Short exercise.
Omit the pictures, please, and give each record below again exactly.

The records.
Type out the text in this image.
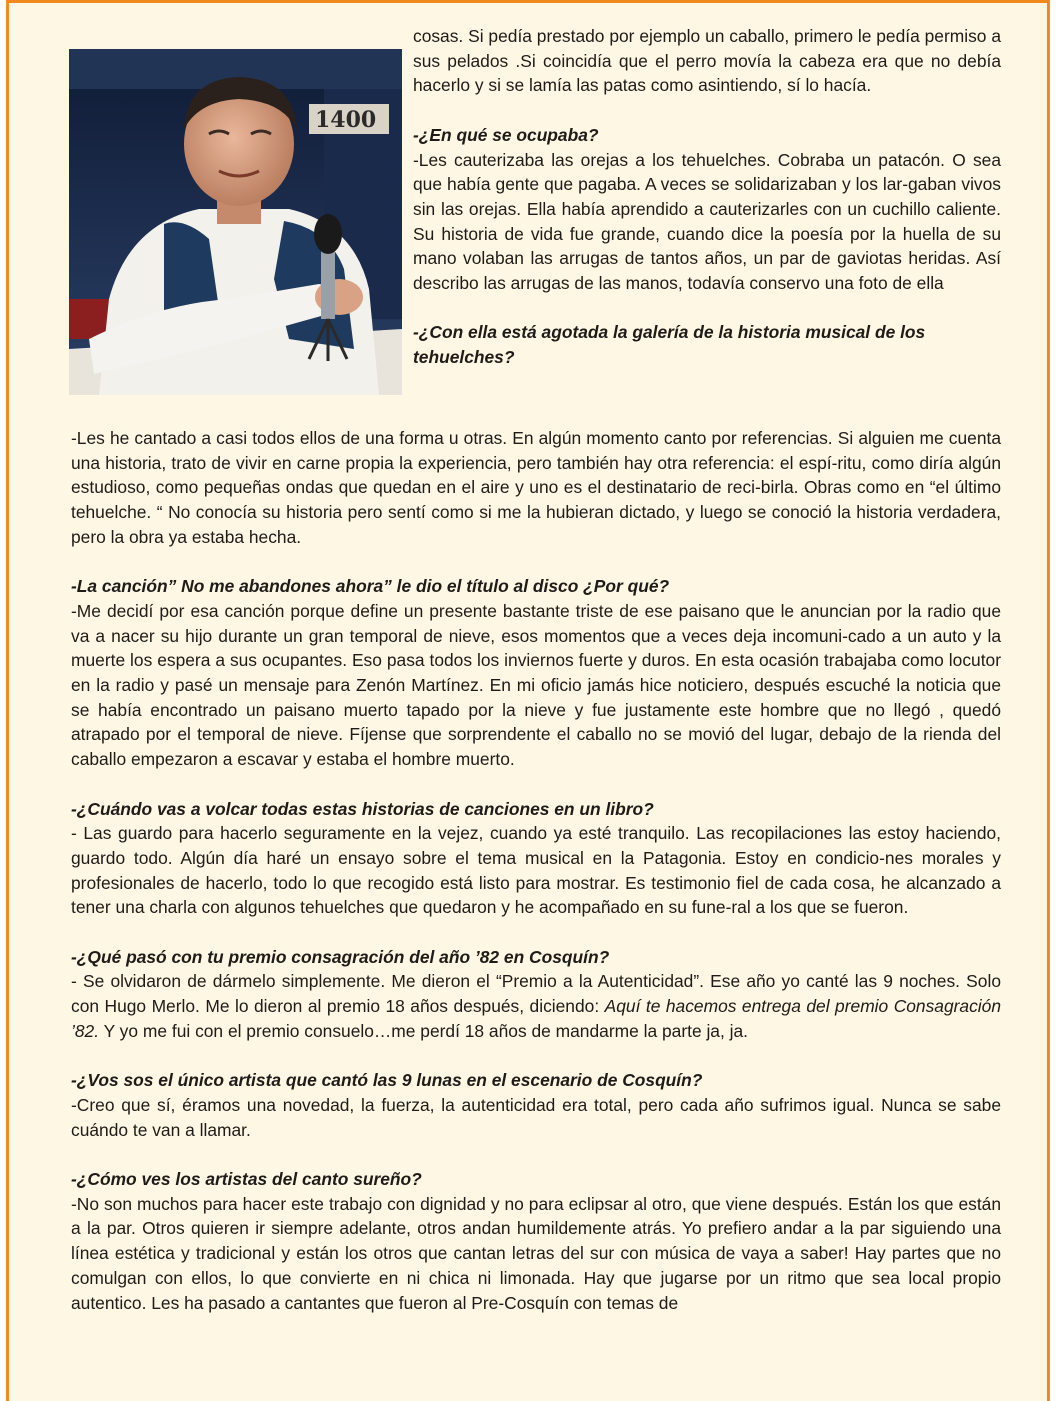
1400

cosas. Si pedía prestado por ejemplo un caballo, primero le pedía permiso a sus pelados .Si coincidía que el perro movía la cabeza era que no debía hacerlo y si se lamía las patas como asintiendo, sí lo hacía.

-¿En qué se ocupaba?

-Les cauterizaba las orejas a los tehuelches. Cobraba un patacón. O sea que había gente que pagaba. A veces se solidarizaban y los lar-gaban vivos sin las orejas. Ella había aprendido a cauterizarles con un cuchillo caliente. Su historia de vida fue grande, cuando dice la poesía por la huella de su mano volaban las arrugas de tantos años, un par de gaviotas heridas. Así describo las arrugas de las manos, todavía conservo una foto de ella

-¿Con ella está agotada la galería de la historia musical de los tehuelches?

-Les he cantado a casi todos ellos de una forma u otras. En algún momento canto por referencias. Si alguien me cuenta una historia, trato de vivir en carne propia la experiencia, pero también hay otra referencia: el espí-ritu, como diría algún estudioso, como pequeñas ondas que quedan en el aire y uno es el destinatario de reci-birla. Obras como en “el último tehuelche. “ No conocía su historia pero sentí como si me la hubieran dictado, y luego se conoció la historia verdadera, pero la obra ya estaba hecha.

-La canción” No me abandones ahora” le dio el título al disco ¿Por qué?

-Me decidí por esa canción porque define un presente bastante triste de ese paisano que le anuncian por la radio que va a nacer su hijo durante un gran temporal de nieve, esos momentos que a veces deja incomuni-cado a un auto y la muerte los espera a sus ocupantes. Eso pasa todos los inviernos fuerte y duros. En esta ocasión trabajaba como locutor en la radio y pasé un mensaje para Zenón Martínez. En mi oficio jamás hice noticiero, después escuché la noticia que se había encontrado un paisano muerto tapado por la nieve y fue justamente este hombre que no llegó , quedó atrapado por el temporal de nieve. Fíjense que sorprendente el caballo no se movió del lugar, debajo de la rienda del caballo empezaron a escavar y estaba el hombre muerto.

-¿Cuándo vas a volcar todas estas historias de canciones en un libro?

- Las guardo para hacerlo seguramente en la vejez, cuando ya esté tranquilo. Las recopilaciones las estoy haciendo, guardo todo. Algún día haré un ensayo sobre el tema musical en la Patagonia. Estoy en condicio-nes morales y profesionales de hacerlo, todo lo que recogido está listo para mostrar. Es testimonio fiel de cada cosa, he alcanzado a tener una charla con algunos tehuelches que quedaron y he acompañado en su fune-ral a los que se fueron.

-¿Qué pasó con tu premio consagración del año ’82 en Cosquín?

- Se olvidaron de dármelo simplemente. Me dieron el “Premio a la Autenticidad”. Ese año yo canté las 9 noches. Solo con Hugo Merlo. Me lo dieron al premio 18 años después, diciendo: Aquí te hacemos entrega del premio Consagración ’82. Y yo me fui con el premio consuelo…me perdí 18 años de mandarme la parte ja, ja.

-¿Vos sos el único artista que cantó las 9 lunas en el escenario de Cosquín?

-Creo que sí, éramos una novedad, la fuerza, la autenticidad era total, pero cada año sufrimos igual. Nunca se sabe cuándo te van a llamar.

-¿Cómo ves los artistas del canto sureño?

-No son muchos para hacer este trabajo con dignidad y no para eclipsar al otro, que viene después. Están los que están a la par. Otros quieren ir siempre adelante, otros andan humildemente atrás. Yo prefiero andar a la par siguiendo una línea estética y tradicional y están los otros que cantan letras del sur con música de vaya a saber! Hay partes que no comulgan con ellos, lo que convierte en ni chica ni limonada. Hay que jugarse por un ritmo que sea local propio autentico. Les ha pasado a cantantes que fueron al Pre-Cosquín con temas de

The response.
Type out the text in this image.
1400

cosas. Si pedía prestado por ejemplo un caballo, primero le pedía permiso a sus pelados .Si coincidía que el perro movía la cabeza era que no debía hacerlo y si se lamía las patas como asintiendo, sí lo hacía.

-¿En qué se ocupaba?

-Les cauterizaba las orejas a los tehuelches. Cobraba un patacón. O sea que había gente que pagaba. A veces se solidarizaban y los lar-gaban vivos sin las orejas. Ella había aprendido a cauterizarles con un cuchillo caliente. Su historia de vida fue grande, cuando dice la poesía por la huella de su mano volaban las arrugas de tantos años, un par de gaviotas heridas. Así describo las arrugas de las manos, todavía conservo una foto de ella

-¿Con ella está agotada la galería de la historia musical de los tehuelches?

-Les he cantado a casi todos ellos de una forma u otras. En algún momento canto por referencias. Si alguien me cuenta una historia, trato de vivir en carne propia la experiencia, pero también hay otra referencia: el espí-ritu, como diría algún estudioso, como pequeñas ondas que quedan en el aire y uno es el destinatario de reci-birla. Obras como en “el último tehuelche. “ No conocía su historia pero sentí como si me la hubieran dictado, y luego se conoció la historia verdadera, pero la obra ya estaba hecha.

-La canción” No me abandones ahora” le dio el título al disco ¿Por qué?

-Me decidí por esa canción porque define un presente bastante triste de ese paisano que le anuncian por la radio que va a nacer su hijo durante un gran temporal de nieve, esos momentos que a veces deja incomuni-cado a un auto y la muerte los espera a sus ocupantes. Eso pasa todos los inviernos fuerte y duros. En esta ocasión trabajaba como locutor en la radio y pasé un mensaje para Zenón Martínez. En mi oficio jamás hice noticiero, después escuché la noticia que se había encontrado un paisano muerto tapado por la nieve y fue justamente este hombre que no llegó , quedó atrapado por el temporal de nieve. Fíjense que sorprendente el caballo no se movió del lugar, debajo de la rienda del caballo empezaron a escavar y estaba el hombre muerto.

-¿Cuándo vas a volcar todas estas historias de canciones en un libro?

- Las guardo para hacerlo seguramente en la vejez, cuando ya esté tranquilo. Las recopilaciones las estoy haciendo, guardo todo. Algún día haré un ensayo sobre el tema musical en la Patagonia. Estoy en condicio-nes morales y profesionales de hacerlo, todo lo que recogido está listo para mostrar. Es testimonio fiel de cada cosa, he alcanzado a tener una charla con algunos tehuelches que quedaron y he acompañado en su fune-ral a los que se fueron.

-¿Qué pasó con tu premio consagración del año ’82 en Cosquín?

- Se olvidaron de dármelo simplemente. Me dieron el “Premio a la Autenticidad”. Ese año yo canté las 9 noches. Solo con Hugo Merlo. Me lo dieron al premio 18 años después, diciendo: Aquí te hacemos entrega del premio Consagración ’82. Y yo me fui con el premio consuelo…me perdí 18 años de mandarme la parte ja, ja.

-¿Vos sos el único artista que cantó las 9 lunas en el escenario de Cosquín?

-Creo que sí, éramos una novedad, la fuerza, la autenticidad era total, pero cada año sufrimos igual. Nunca se sabe cuándo te van a llamar.

-¿Cómo ves los artistas del canto sureño?

-No son muchos para hacer este trabajo con dignidad y no para eclipsar al otro, que viene después. Están los que están a la par. Otros quieren ir siempre adelante, otros andan humildemente atrás. Yo prefiero andar a la par siguiendo una línea estética y tradicional y están los otros que cantan letras del sur con música de vaya a saber! Hay partes que no comulgan con ellos, lo que convierte en ni chica ni limonada. Hay que jugarse por un ritmo que sea local propio autentico. Les ha pasado a cantantes que fueron al Pre-Cosquín con temas de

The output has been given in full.